PROBLEM TO WORK ON: Reproduce the rows word for word, starting with the very first row and ending with the line that contains "x-tick-year: 2024 (310, 475, 345, 492)", including both of those lines.

RAW RECORDS:
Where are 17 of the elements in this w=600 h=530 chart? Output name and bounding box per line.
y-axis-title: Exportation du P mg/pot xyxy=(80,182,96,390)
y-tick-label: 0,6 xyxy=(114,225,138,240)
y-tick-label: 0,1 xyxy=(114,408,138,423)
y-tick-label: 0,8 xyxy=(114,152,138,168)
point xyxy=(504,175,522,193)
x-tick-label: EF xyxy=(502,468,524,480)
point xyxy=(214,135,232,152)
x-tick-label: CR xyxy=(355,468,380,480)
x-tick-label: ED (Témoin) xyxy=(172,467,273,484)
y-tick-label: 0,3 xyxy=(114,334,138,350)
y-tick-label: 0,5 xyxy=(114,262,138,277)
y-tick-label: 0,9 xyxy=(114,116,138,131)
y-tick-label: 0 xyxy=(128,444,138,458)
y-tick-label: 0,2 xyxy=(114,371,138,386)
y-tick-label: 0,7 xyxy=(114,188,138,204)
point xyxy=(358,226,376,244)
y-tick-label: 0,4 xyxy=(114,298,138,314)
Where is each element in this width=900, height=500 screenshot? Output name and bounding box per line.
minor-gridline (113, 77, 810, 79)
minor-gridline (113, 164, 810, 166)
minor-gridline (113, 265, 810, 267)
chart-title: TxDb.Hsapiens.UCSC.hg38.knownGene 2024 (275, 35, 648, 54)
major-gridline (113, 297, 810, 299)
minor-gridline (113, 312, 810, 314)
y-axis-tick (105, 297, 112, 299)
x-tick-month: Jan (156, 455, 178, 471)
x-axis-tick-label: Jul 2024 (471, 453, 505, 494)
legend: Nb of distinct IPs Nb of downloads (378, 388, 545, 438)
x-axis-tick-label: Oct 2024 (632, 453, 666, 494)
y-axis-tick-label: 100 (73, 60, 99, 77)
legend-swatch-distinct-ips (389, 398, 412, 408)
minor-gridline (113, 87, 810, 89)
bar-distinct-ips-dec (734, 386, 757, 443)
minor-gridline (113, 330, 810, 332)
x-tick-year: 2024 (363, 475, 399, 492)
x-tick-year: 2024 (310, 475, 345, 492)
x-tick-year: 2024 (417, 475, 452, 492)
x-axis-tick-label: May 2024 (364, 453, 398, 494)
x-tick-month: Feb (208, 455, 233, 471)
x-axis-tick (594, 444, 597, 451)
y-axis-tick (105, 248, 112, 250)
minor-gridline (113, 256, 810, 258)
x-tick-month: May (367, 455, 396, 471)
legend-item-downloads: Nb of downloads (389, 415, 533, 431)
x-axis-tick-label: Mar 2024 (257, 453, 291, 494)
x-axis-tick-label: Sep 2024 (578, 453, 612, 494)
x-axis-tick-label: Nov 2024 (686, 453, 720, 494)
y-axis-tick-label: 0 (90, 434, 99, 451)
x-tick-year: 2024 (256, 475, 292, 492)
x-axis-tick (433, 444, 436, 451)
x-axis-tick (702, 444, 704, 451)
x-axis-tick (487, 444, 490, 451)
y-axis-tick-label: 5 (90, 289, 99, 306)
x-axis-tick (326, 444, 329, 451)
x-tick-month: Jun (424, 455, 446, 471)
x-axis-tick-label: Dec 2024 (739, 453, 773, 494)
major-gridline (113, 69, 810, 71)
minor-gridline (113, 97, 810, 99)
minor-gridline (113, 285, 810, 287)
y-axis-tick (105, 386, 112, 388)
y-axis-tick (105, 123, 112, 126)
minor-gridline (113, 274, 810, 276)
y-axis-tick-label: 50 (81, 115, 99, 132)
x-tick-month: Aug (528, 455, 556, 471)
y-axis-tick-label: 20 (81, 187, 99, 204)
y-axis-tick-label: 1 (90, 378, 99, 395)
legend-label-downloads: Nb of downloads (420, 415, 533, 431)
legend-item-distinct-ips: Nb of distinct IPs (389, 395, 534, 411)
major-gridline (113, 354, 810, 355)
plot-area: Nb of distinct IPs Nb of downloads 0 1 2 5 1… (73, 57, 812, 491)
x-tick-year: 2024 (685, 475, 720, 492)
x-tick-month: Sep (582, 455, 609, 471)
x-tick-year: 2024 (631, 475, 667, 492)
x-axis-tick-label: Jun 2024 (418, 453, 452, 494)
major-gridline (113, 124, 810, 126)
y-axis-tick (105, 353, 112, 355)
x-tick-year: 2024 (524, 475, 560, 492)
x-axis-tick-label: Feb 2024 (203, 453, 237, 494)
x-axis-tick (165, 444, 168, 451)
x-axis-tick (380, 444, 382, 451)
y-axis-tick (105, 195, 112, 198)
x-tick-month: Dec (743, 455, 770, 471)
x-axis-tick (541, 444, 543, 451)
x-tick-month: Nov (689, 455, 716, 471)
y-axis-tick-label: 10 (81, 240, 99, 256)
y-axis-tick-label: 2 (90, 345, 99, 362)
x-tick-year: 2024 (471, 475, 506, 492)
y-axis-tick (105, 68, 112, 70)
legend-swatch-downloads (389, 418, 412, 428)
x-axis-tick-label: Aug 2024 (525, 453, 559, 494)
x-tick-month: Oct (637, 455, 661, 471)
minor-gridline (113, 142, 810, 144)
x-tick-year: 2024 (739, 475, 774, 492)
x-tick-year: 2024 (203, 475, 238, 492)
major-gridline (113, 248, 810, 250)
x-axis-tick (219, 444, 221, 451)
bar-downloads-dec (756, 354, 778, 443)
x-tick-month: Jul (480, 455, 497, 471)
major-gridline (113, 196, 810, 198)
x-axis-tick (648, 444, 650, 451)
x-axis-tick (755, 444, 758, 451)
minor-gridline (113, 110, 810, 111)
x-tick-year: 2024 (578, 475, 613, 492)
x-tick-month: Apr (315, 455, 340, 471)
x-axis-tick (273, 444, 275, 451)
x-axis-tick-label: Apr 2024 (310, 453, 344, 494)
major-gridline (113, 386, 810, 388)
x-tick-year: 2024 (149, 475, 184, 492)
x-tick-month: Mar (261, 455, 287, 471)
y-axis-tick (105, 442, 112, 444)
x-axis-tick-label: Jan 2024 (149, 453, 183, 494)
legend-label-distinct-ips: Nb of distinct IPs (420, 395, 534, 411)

COMPLETE OUTPUT:
Where are 17 of the elements in this w=600 h=530 chart? Output name and bounding box per line.
y-axis-title: Exportation du P mg/pot xyxy=(80,182,96,390)
y-tick-label: 0,6 xyxy=(114,225,138,240)
y-tick-label: 0,1 xyxy=(114,408,138,423)
y-tick-label: 0,8 xyxy=(114,152,138,168)
point xyxy=(504,175,522,193)
x-tick-label: EF xyxy=(502,468,524,480)
point xyxy=(214,135,232,152)
x-tick-label: CR xyxy=(355,468,380,480)
x-tick-label: ED (Témoin) xyxy=(172,467,273,484)
y-tick-label: 0,3 xyxy=(114,334,138,350)
y-tick-label: 0,5 xyxy=(114,262,138,277)
y-tick-label: 0,9 xyxy=(114,116,138,131)
y-tick-label: 0 xyxy=(128,444,138,458)
y-tick-label: 0,2 xyxy=(114,371,138,386)
y-tick-label: 0,7 xyxy=(114,188,138,204)
point xyxy=(358,226,376,244)
y-tick-label: 0,4 xyxy=(114,298,138,314)
Where is each element in this width=900, height=500 screenshot? Output name and bounding box per line.
minor-gridline (113, 77, 810, 79)
minor-gridline (113, 164, 810, 166)
minor-gridline (113, 265, 810, 267)
chart-title: TxDb.Hsapiens.UCSC.hg38.knownGene 2024 (275, 35, 648, 54)
major-gridline (113, 297, 810, 299)
minor-gridline (113, 312, 810, 314)
y-axis-tick (105, 297, 112, 299)
x-tick-month: Jan (156, 455, 178, 471)
x-axis-tick-label: Jul 2024 (471, 453, 505, 494)
legend: Nb of distinct IPs Nb of downloads (378, 388, 545, 438)
x-axis-tick-label: Oct 2024 (632, 453, 666, 494)
y-axis-tick-label: 100 (73, 60, 99, 77)
legend-swatch-distinct-ips (389, 398, 412, 408)
minor-gridline (113, 87, 810, 89)
bar-distinct-ips-dec (734, 386, 757, 443)
minor-gridline (113, 330, 810, 332)
x-tick-year: 2024 (363, 475, 399, 492)
x-tick-year: 2024 (310, 475, 345, 492)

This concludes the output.